** To do **
Below are some entries. Return exactly the lines from the one with "OCR this image." through the final line, leaving out any pictures.

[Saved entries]

╔══

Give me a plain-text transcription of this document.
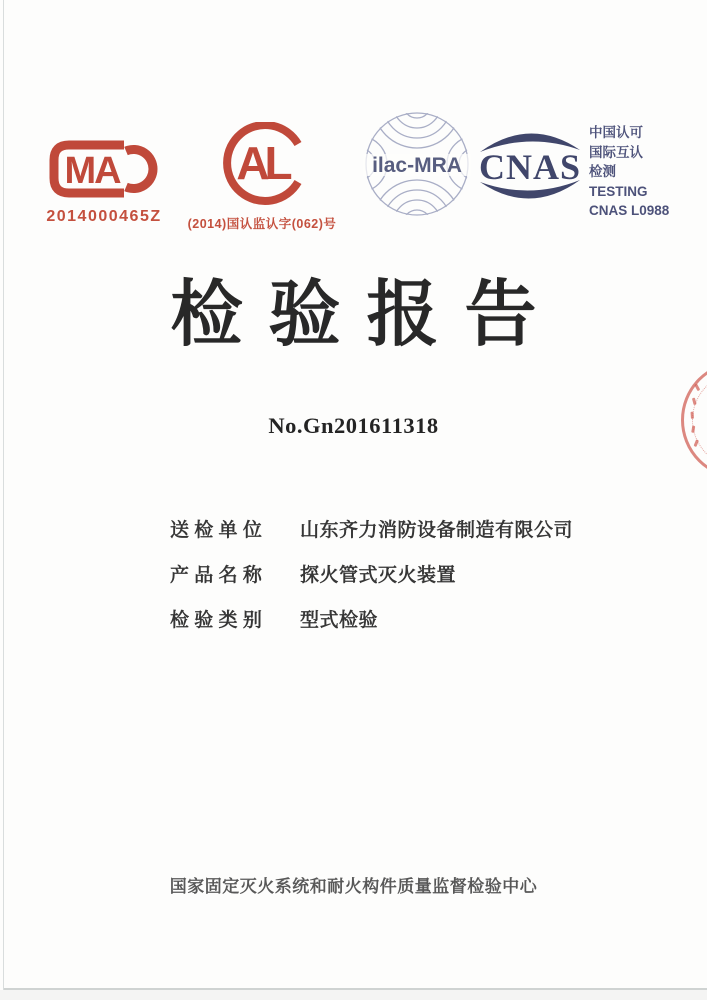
MA
2014000465Z
AL
(2014)国认监认字(062)号
ilac-MRA CNAS
中国认可
国际互认
检测
TESTING
CNAS L0988
检验报告
No.Gn201611318
送 检 单 位 山东齐力消防设备制造有限公司
产 品 名 称 探火管式灭火装置
检 验 类 别 型式检验
国家固定灭火系统和耐火构件质量监督检验中心
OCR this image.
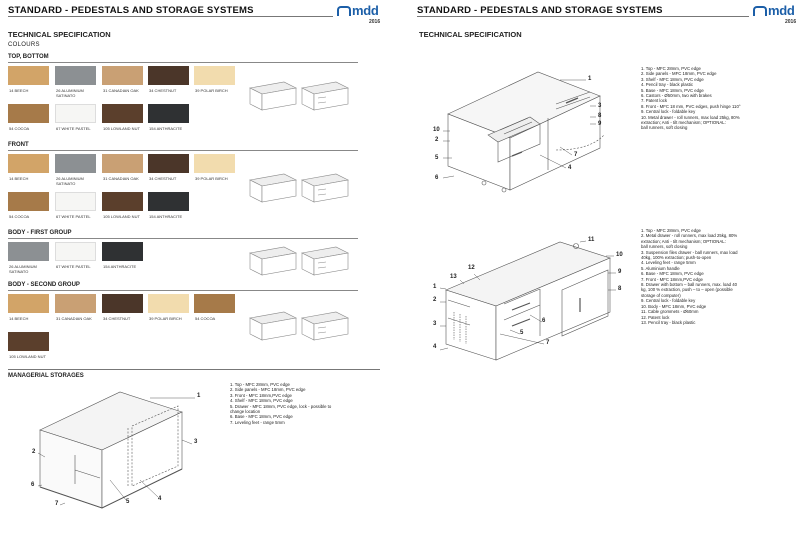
STANDARD - PEDESTALS AND STORAGE SYSTEMS	mdd
2016
TECHNICAL SPECIFICATION
COLOURS
TOP, BOTTOM
14 BEECH	26 ALUMINIUM SATINATO
31 CANADIAN OAK	34 CHESTNUT	39 POLAR BIRCH
54 COCOA	67 WHITE PASTEL	105 LOWLAND NUT	154 ANTHRACITE
FRONT
14 BEECH	26 ALUMINIUM SATINATO
31 CANADIAN OAK	34 CHESTNUT	39 POLAR BIRCH
54 COCOA	67 WHITE PASTEL	105 LOWLAND NUT	154 ANTHRACITE
BODY - FIRST GROUP
26 ALUMINIUM SATINATO
67 WHITE PASTEL	154 ANTHRACITE
BODY - SECOND GROUP
14 BEECH	31 CANADIAN OAK	34 CHESTNUT	39 POLAR BIRCH	54 COCOA
105 LOWLAND NUT
MANAGERIAL STORAGES
1
2
3
4
5
6
7
1. Top - MFC 28mm, PVC edge
2. Side panels - MFC 18mm, PVC edge
3. Front - MFC 18mm,PVC edge
4. Shelf - MFC 18mm, PVC edge
5. Drawer - MFC 18mm, PVC edge, lock - possible to
change location
6. Base - MFC 18mm, PVC edge
7. Leveling feet - range 5mm
STANDARD - PEDESTALS AND STORAGE SYSTEMS	mdd
2016
TECHNICAL SPECIFICATION
1
2
3
4
5
6
7
8
9
10
1. Top - MFC 28mm, PVC edge
2. Side panels - MFC 18mm, PVC edge
3. Shelf - MFC 18mm, PVC edge
4. Pencil tray - black plastic
5. Base - MFC 18mm, PVC edge
6. Castors - Ø50mm, two with brakes
7. Patent lock
8. Front - MFC 18 mm, PVC edges, push hinge 110°
9. Central lock - foldable key
10. Metal drawer - roll runners, max load 25kg, 80%
extraction; Anti - tilt mechanism; OPTIONAL:
ball runners, soft closing
1
2
3
4
5
6
7
8
9
10
11
12
13
1. Top - MFC 28mm, PVC edge
2. Metal drawer - roll runners, max load 25kg, 80%
extraction; Anti - tilt mechanism; OPTIONAL:
ball runners, soft closing
3. Suspension files drawer - ball runners, max load
40kg, 100% extraction; push-to-open
4. Leveling feet - range 5mm
5. Aluminium handle
6. Base - MFC 18mm, PVC edge
7. Front - MFC 18mm,PVC edge
8. Drawer with bottom – ball runners, max. load 40
kg, 100 % extraction, push – to – open (possible
storage of computer)
9. Central lock - foldable key
10. Body - MFC 18mm, PVC edge
11. Cable grommets - Ø60mm
12. Patent lock
13. Pencil tray - black plastic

╚══

** Answer to this task **
OCR this image.
STANDARD - PEDESTALS AND STORAGE SYSTEMS	mdd
2016
TECHNICAL SPECIFICATION
COLOURS
TOP, BOTTOM
14 BEECH	26 ALUMINIUM SATINATO
31 CANADIAN OAK	34 CHESTNUT	39 POLAR BIRCH
54 COCOA	67 WHITE PASTEL	105 LOWLAND NUT	154 ANTHRACITE
FRONT
14 BEECH	26 ALUMINIUM SATINATO
31 CANADIAN OAK	34 CHESTNUT	39 POLAR BIRCH
54 COCOA	67 WHITE PASTEL	105 LOWLAND NUT	154 ANTHRACITE
BODY - FIRST GROUP
26 ALUMINIUM SATINATO
67 WHITE PASTEL	154 ANTHRACITE
BODY - SECOND GROUP
14 BEECH	31 CANADIAN OAK	34 CHESTNUT	39 POLAR BIRCH	54 COCOA
105 LOWLAND NUT
MANAGERIAL STORAGES
1
2
3
4
5
6
7
1. Top - MFC 28mm, PVC edge
2. Side panels - MFC 18mm, PVC edge
3. Front - MFC 18mm,PVC edge
4. Shelf - MFC 18mm, PVC edge
5. Drawer - MFC 18mm, PVC edge, lock - possible to
change location
6. Base - MFC 18mm, PVC edge
7. Leveling feet - range 5mm
STANDARD - PEDESTALS AND STORAGE SYSTEMS	mdd
2016
TECHNICAL SPECIFICATION
1
2
3
4
5
6
7
8
9
10
1. Top - MFC 28mm, PVC edge
2. Side panels - MFC 18mm, PVC edge
3. Shelf - MFC 18mm, PVC edge
4. Pencil tray - black plastic
5. Base - MFC 18mm, PVC edge
6. Castors - Ø50mm, two with brakes
7. Patent lock
8. Front - MFC 18 mm, PVC edges, push hinge 110°
9. Central lock - foldable key
10. Metal drawer - roll runners, max load 25kg, 80%
extraction; Anti - tilt mechanism; OPTIONAL:
ball runners, soft closing
1
2
3
4
5
6
7
8
9
10
11
12
13
1. Top - MFC 28mm, PVC edge
2. Metal drawer - roll runners, max load 25kg, 80%
extraction; Anti - tilt mechanism; OPTIONAL:
ball runners, soft closing
3. Suspension files drawer - ball runners, max load
40kg, 100% extraction; push-to-open
4. Leveling feet - range 5mm
5. Aluminium handle
6. Base - MFC 18mm, PVC edge
7. Front - MFC 18mm,PVC edge
8. Drawer with bottom – ball runners, max. load 40
kg, 100 % extraction, push – to – open (possible
storage of computer)
9. Central lock - foldable key
10. Body - MFC 18mm, PVC edge
11. Cable grommets - Ø60mm
12. Patent lock
13. Pencil tray - black plastic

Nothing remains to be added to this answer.